╭─ Record list

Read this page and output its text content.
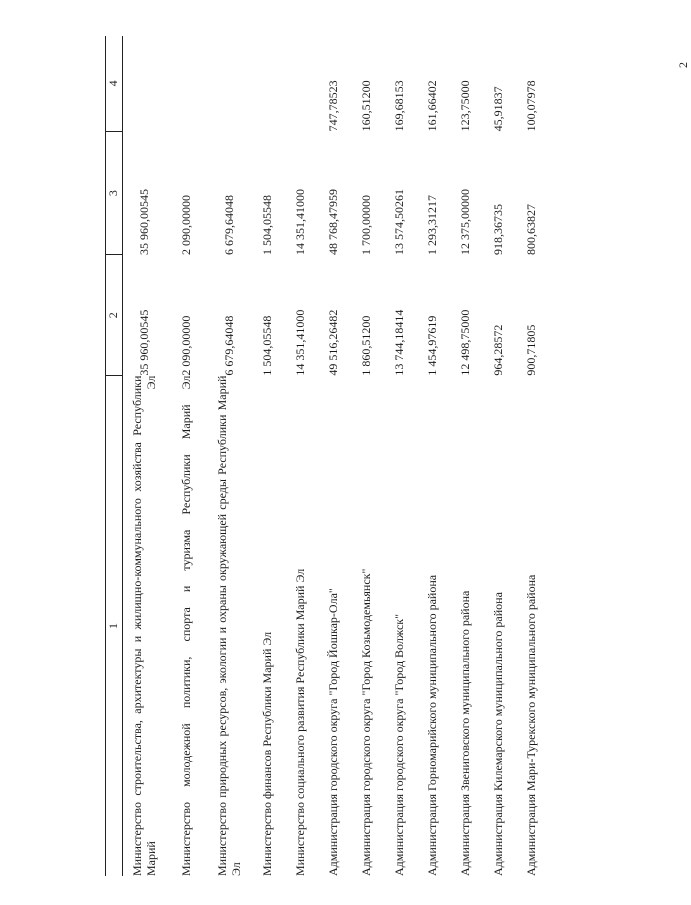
2
1	2	3	4
Министерство строительства, архитектуры и жилищно-коммунального хозяйства Республики Марий Эл	35 960,00545	35 960,00545	
Министерство молодежной политики, спорта и туризма Республики Марий Эл	2 090,00000	2 090,00000	
Министерство природных ресурсов, экологии и охраны окружающей среды Республики Марий Эл	6 679,64048	6 679,64048	
Министерство финансов Республики Марий Эл	1 504,05548	1 504,05548	
Министерство социального развития Республики Марий Эл	14 351,41000	14 351,41000	
Администрация городского округа "Город Йошкар-Ола"	49 516,26482	48 768,47959	747,78523
Администрация городского округа "Город Козьмодемьянск"	1 860,51200	1 700,00000	160,51200
Администрация городского округа "Город Волжск"	13 744,18414	13 574,50261	169,68153
Администрация Горномарийского муниципального района	1 454,97619	1 293,31217	161,66402
Администрация Звениговского муниципального района	12 498,75000	12 375,00000	123,75000
Администрация Килемарского муниципального района	964,28572	918,36735	45,91837
Администрация Мари-Турекского муниципального района	900,71805	800,63827	100,07978
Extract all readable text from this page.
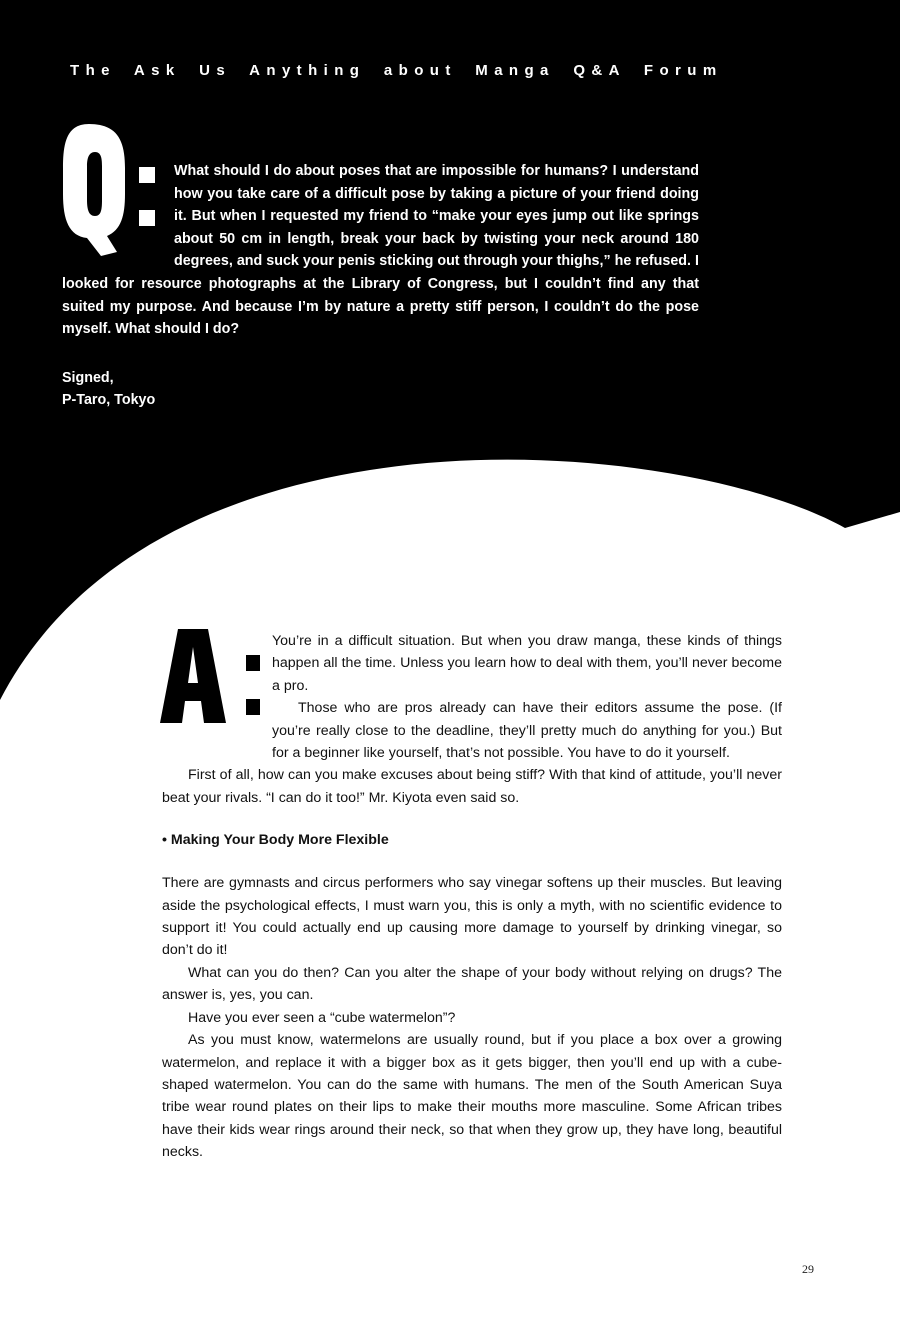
The Ask Us Anything about Manga Q&A Forum

What should I do about poses that are impossible for humans? I understand how you take care of a difficult pose by taking a picture of your friend doing it. But when I requested my friend to “make your eyes jump out like springs about 50 cm in length, break your back by twisting your neck around 180 degrees, and suck your penis sticking out through your thighs,” he refused. I looked for resource photographs at the Library of Congress, but I couldn’t find any that suited my purpose. And because I’m by nature a pretty stiff person, I couldn’t do the pose myself. What should I do?

Signed,
P-Taro, Tokyo

You’re in a difficult situation. But when you draw manga, these kinds of things happen all the time. Unless you learn how to deal with them, you’ll never become a pro.

Those who are pros already can have their editors assume the pose. (If you’re really close to the deadline, they’ll pretty much do anything for you.) But for a beginner like yourself, that’s not possible. You have to do it yourself.

First of all, how can you make excuses about being stiff? With that kind of attitude, you’ll never beat your rivals. “I can do it too!” Mr. Kiyota even said so.

• Making Your Body More Flexible

There are gymnasts and circus performers who say vinegar softens up their muscles. But leaving aside the psychological effects, I must warn you, this is only a myth, with no scientific evidence to support it! You could actually end up causing more damage to yourself by drinking vinegar, so don’t do it!

What can you do then? Can you alter the shape of your body without relying on drugs? The answer is, yes, you can.

Have you ever seen a “cube watermelon”?

As you must know, watermelons are usually round, but if you place a box over a growing watermelon, and replace it with a bigger box as it gets bigger, then you’ll end up with a cube-shaped watermelon. You can do the same with humans. The men of the South American Suya tribe wear round plates on their lips to make their mouths more masculine. Some African tribes have their kids wear rings around their neck, so that when they grow up, they have long, beautiful necks.

29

╰─

* _Goal_:
Return each line from the material above exactly, but not the pictures.

* _Response below_:
Read this page and output its text content.
2
1	2	3	4
Министерство строительства, архитектуры и жилищно-коммунального хозяйства Республики Марий Эл	35 960,00545	35 960,00545	
Министерство молодежной политики, спорта и туризма Республики Марий Эл	2 090,00000	2 090,00000	
Министерство природных ресурсов, экологии и охраны окружающей среды Республики Марий Эл	6 679,64048	6 679,64048	
Министерство финансов Республики Марий Эл	1 504,05548	1 504,05548	
Министерство социального развития Республики Марий Эл	14 351,41000	14 351,41000	
Администрация городского округа "Город Йошкар-Ола"	49 516,26482	48 768,47959	747,78523
Администрация городского округа "Город Козьмодемьянск"	1 860,51200	1 700,00000	160,51200
Администрация городского округа "Город Волжск"	13 744,18414	13 574,50261	169,68153
Администрация Горномарийского муниципального района	1 454,97619	1 293,31217	161,66402
Администрация Звениговского муниципального района	12 498,75000	12 375,00000	123,75000
Администрация Килемарского муниципального района	964,28572	918,36735	45,91837
Администрация Мари-Турекского муниципального района	900,71805	800,63827	100,07978
Extract all readable text from this page.
The Ask Us Anything about Manga Q&A Forum

What should I do about poses that are impossible for humans? I understand how you take care of a difficult pose by taking a picture of your friend doing it. But when I requested my friend to “make your eyes jump out like springs about 50 cm in length, break your back by twisting your neck around 180 degrees, and suck your penis sticking out through your thighs,” he refused. I looked for resource photographs at the Library of Congress, but I couldn’t find any that suited my purpose. And because I’m by nature a pretty stiff person, I couldn’t do the pose myself. What should I do?

Signed,
P-Taro, Tokyo

You’re in a difficult situation. But when you draw manga, these kinds of things happen all the time. Unless you learn how to deal with them, you’ll never become a pro.

Those who are pros already can have their editors assume the pose. (If you’re really close to the deadline, they’ll pretty much do anything for you.) But for a beginner like yourself, that’s not possible. You have to do it yourself.

First of all, how can you make excuses about being stiff? With that kind of attitude, you’ll never beat your rivals. “I can do it too!” Mr. Kiyota even said so.

• Making Your Body More Flexible

There are gymnasts and circus performers who say vinegar softens up their muscles. But leaving aside the psychological effects, I must warn you, this is only a myth, with no scientific evidence to support it! You could actually end up causing more damage to yourself by drinking vinegar, so don’t do it!

What can you do then? Can you alter the shape of your body without relying on drugs? The answer is, yes, you can.

Have you ever seen a “cube watermelon”?

As you must know, watermelons are usually round, but if you place a box over a growing watermelon, and replace it with a bigger box as it gets bigger, then you’ll end up with a cube-shaped watermelon. You can do the same with humans. The men of the South American Suya tribe wear round plates on their lips to make their mouths more masculine. Some African tribes have their kids wear rings around their neck, so that when they grow up, they have long, beautiful necks.

29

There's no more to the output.